• _PROVIDED PASSAGE_
-------
Ground 3: Direction as to financial advantage

  1. Ground 3 contends:

    The trial judge erred in directing the jury as to the constitution of financial advantage, an essential element of each offence, in a way that confused and conflated the financial advantage alleged on the Crown case, that of being a lesser liability to tax consequent on failing to declare income, with that of a financial advantage resting on undisclosed income alone, so that it cannot be certain that the jury verdicts of guilty were rendered unanimously on a properly informed basis, thus causing the trial to miscarry.

Background

  1. In the general written directions, the trial judge directed the jury:

    7.   In the particular circumstances of these offences:

    (a)   There is no issue that, if there were a financial advantage, it was from the Commonwealth;

    (b)   That, if one or more of the disputed amounts in any one year to which the Crown have referred were income of Mr Pratten, it was required to be declared and, since it was not declared, was a financial advantage unless there is a reasonable possibility on the evidence before you (being evidence you accept) that there were sufficient business deductions to negate wholly any such income. (Emphasis added.)
-------
(Layout coordinate data)
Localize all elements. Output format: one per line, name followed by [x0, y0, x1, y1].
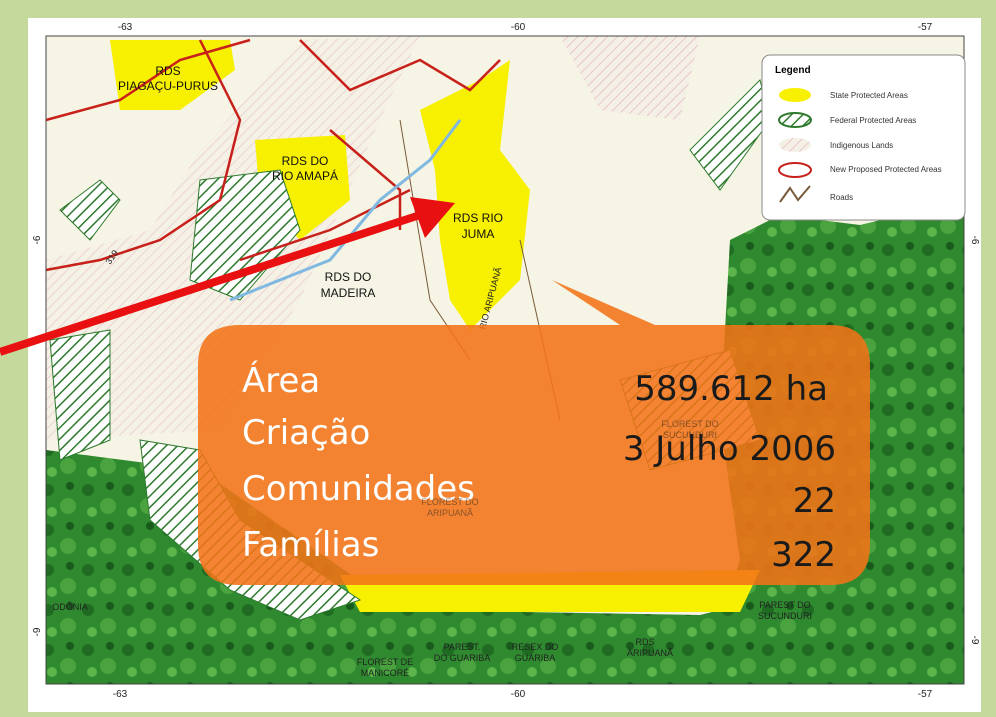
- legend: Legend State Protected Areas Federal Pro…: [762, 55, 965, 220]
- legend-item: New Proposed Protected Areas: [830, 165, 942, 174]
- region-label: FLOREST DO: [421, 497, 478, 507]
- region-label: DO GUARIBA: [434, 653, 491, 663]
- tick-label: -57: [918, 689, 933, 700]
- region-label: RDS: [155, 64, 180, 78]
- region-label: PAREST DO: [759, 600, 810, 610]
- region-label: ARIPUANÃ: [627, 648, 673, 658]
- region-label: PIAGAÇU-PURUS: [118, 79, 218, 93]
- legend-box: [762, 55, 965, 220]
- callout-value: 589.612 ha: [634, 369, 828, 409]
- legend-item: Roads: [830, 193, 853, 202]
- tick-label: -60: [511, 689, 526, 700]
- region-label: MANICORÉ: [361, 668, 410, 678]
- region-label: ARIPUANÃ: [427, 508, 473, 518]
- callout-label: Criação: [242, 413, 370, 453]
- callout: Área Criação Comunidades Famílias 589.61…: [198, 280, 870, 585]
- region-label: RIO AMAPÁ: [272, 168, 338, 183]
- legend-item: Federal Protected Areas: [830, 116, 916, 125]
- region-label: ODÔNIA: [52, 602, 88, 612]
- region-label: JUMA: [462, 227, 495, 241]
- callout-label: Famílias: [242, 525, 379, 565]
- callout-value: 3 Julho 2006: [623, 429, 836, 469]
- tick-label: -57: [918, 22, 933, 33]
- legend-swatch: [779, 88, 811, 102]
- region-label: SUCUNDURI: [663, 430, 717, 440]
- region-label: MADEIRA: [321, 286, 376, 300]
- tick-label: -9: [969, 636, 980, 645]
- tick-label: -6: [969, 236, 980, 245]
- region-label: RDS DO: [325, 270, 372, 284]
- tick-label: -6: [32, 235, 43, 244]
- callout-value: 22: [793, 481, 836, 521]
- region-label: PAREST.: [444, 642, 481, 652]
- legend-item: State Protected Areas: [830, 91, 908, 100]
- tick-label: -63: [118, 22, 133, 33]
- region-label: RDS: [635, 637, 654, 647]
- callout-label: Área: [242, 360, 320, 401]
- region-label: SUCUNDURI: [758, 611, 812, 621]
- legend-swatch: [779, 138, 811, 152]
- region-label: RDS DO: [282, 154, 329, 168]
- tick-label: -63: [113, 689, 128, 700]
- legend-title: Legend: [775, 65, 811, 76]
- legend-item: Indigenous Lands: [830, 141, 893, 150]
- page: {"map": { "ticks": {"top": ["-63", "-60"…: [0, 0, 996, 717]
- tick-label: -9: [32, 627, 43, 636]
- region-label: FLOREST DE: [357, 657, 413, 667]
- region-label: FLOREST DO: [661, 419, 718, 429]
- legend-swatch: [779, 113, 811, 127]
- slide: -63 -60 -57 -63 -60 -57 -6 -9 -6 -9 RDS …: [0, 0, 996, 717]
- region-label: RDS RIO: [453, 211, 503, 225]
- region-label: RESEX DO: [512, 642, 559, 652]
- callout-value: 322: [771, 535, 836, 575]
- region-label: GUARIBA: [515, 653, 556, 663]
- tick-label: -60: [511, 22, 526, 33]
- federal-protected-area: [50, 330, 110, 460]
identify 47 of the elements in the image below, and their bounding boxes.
-------
• _WORK TO COMPLETE_
a - Swap "Roads" for "Highways" in the records, covering everything from the line containing "- legend: Legend" down to the line containing "- tick-label: -6: [969, 236, 980, 245]". Return only those lines, with nothing else changed.
b - Carry on the Ground 3 passage about the jury direction on financial advantage, starting where it stops.

• _PER-TASK ANSWERS_
a -
- legend: Legend State Protected Areas Federal Pro…: [762, 55, 965, 220]
- legend-item: New Proposed Protected Areas: [830, 165, 942, 174]
- region-label: FLOREST DO: [421, 497, 478, 507]
- region-label: DO GUARIBA: [434, 653, 491, 663]
- tick-label: -57: [918, 689, 933, 700]
- region-label: RDS: [155, 64, 180, 78]
- region-label: PAREST DO: [759, 600, 810, 610]
- region-label: ARIPUANÃ: [627, 648, 673, 658]
- region-label: PIAGAÇU-PURUS: [118, 79, 218, 93]
- legend-box: [762, 55, 965, 220]
- callout-value: 589.612 ha: [634, 369, 828, 409]
- legend-item: Highways: [830, 193, 853, 202]
- tick-label: -60: [511, 689, 526, 700]
- region-label: MANICORÉ: [361, 668, 410, 678]
- region-label: ARIPUANÃ: [427, 508, 473, 518]
- callout-label: Criação: [242, 413, 370, 453]
- callout: Área Criação Comunidades Famílias 589.61…: [198, 280, 870, 585]
- region-label: RIO AMAPÁ: [272, 168, 338, 183]
- legend-item: Federal Protected Areas: [830, 116, 916, 125]
- region-label: ODÔNIA: [52, 602, 88, 612]
- region-label: JUMA: [462, 227, 495, 241]
- callout-label: Famílias: [242, 525, 379, 565]
- callout-value: 3 Julho 2006: [623, 429, 836, 469]
- tick-label: -57: [918, 22, 933, 33]
- legend-swatch: [779, 88, 811, 102]
- region-label: SUCUNDURI: [663, 430, 717, 440]
- region-label: MADEIRA: [321, 286, 376, 300]
- tick-label: -9: [969, 636, 980, 645]
- tick-label: -6: [969, 236, 980, 245]

b -
  2. During legal argument about the general directions proposed to be given to the jury, defence counsel foreshadowed that the issue of deductions was not going to be the subject of a submission by the defence and requested that par [7(b)] be taken out of the general directions. The trial judge disagreed and indicated that par [7(b)] would remain and there would be some comment about deductions, consistent with the decision of this Court on the first conviction appeal and the tax law directions: Pratten v R [2014] NSWCCA 117 at [106].

  3. In the tax law directions, the trial judge directed the jury on the concept of deductions:

    Taxable income

    19.   Taxable income is calculated by determining the assessable income minus all allowable deductions. Tax will be assessed on the taxable income, less losses, which have arisen from previous tax years, that meet the rules allowing them to be carried forward.

    Deductions

    20.   A taxpayer may deduct from their assessable income any “loss or outgoing” to the extent that it is incurred in gaining or producing their assessable income, or if it is necessarily incurred in carrying on a business, but may not deduct capital expenditure or private expenditure.

    21.   Where assessable income exceeds allowable deductions, the balance is taxable income.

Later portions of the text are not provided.